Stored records
>> begin
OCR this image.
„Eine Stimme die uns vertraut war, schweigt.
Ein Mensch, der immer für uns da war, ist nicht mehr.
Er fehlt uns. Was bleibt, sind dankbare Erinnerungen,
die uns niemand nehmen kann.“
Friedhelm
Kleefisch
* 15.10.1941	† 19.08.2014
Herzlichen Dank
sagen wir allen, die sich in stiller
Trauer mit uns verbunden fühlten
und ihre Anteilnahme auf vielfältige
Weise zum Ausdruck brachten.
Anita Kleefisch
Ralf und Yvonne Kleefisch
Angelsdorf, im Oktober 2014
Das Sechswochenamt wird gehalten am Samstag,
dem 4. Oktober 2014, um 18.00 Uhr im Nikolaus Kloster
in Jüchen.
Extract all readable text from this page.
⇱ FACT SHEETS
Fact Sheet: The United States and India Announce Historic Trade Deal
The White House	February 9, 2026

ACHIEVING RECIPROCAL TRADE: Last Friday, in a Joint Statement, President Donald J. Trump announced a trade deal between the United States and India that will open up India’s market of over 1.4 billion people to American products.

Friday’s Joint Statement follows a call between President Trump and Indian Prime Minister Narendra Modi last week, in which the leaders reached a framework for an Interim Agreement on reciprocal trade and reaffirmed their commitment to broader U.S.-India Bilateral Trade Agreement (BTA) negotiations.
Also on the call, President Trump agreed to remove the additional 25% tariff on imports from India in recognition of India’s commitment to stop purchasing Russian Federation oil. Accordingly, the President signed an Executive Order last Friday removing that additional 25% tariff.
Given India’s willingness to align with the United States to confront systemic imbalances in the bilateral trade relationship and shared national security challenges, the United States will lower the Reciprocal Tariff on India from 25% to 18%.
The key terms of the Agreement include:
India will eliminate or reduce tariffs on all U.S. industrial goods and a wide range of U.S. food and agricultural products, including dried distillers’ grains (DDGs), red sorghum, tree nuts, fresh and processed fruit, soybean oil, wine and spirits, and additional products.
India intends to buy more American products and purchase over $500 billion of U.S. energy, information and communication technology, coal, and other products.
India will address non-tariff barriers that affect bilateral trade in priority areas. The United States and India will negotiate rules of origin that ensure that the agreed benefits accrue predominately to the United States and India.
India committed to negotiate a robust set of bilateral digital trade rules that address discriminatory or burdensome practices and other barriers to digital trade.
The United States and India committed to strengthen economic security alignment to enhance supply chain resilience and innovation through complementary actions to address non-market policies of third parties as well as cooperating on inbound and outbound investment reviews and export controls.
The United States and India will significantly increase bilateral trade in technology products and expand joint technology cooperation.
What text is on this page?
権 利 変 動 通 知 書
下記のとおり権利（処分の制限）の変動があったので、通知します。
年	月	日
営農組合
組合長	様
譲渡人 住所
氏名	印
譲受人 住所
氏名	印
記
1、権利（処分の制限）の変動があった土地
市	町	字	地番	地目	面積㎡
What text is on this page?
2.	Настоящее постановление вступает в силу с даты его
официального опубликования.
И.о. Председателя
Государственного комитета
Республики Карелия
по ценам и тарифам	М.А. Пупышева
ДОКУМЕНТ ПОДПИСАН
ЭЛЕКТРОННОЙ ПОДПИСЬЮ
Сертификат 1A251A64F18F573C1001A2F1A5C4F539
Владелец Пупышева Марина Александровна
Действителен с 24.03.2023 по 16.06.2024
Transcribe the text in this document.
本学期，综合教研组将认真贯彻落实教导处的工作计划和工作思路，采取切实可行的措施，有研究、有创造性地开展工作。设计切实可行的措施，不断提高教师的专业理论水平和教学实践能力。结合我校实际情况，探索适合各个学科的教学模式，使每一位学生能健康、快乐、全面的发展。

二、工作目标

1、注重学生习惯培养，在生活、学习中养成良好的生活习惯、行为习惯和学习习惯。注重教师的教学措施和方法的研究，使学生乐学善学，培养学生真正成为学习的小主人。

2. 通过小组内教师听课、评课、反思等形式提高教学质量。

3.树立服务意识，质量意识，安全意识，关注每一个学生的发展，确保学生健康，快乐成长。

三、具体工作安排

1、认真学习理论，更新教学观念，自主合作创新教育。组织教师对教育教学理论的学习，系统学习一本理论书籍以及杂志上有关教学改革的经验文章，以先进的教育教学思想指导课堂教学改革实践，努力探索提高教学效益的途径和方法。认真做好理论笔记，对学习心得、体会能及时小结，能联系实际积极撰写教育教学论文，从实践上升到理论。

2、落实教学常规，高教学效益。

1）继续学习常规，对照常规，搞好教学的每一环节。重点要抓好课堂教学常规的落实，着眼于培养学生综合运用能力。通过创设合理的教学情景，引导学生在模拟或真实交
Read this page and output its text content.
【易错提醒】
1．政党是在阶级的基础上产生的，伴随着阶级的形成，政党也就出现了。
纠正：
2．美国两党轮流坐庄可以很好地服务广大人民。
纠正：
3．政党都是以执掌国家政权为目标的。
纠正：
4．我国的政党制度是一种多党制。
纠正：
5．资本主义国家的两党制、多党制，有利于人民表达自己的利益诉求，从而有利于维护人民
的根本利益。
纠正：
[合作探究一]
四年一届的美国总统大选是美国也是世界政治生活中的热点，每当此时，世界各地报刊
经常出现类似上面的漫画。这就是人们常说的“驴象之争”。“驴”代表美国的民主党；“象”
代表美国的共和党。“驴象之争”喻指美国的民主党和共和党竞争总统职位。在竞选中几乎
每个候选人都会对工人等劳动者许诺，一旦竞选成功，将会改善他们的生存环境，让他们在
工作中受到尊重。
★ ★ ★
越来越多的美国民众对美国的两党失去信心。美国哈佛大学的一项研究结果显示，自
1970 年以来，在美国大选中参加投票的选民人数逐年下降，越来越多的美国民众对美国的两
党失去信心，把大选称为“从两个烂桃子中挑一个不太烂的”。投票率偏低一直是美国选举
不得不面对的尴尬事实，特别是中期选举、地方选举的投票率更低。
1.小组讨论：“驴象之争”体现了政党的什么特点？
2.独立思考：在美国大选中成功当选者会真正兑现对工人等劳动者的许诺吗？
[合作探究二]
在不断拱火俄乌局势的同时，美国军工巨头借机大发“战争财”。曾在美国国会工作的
>> end
▸ WRITTEN TASK:
Write down only how many lines in the listing contain the word "barriers".

▸ ANSWER FOR THE TASK:
2